[Stored items]
※
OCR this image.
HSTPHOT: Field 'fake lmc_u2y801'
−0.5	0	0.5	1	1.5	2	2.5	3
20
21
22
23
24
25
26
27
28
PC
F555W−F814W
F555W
※
_Work to do_
Set down the material above again, word for word.

_Task result_
OCR this image.
HSTPHOT: Field 'fake lmc_u2y801'
−0.5	0	0.5	1	1.5	2	2.5	3
20
21
22
23
24
25
26
27
28
PC
F555W−F814W
F555W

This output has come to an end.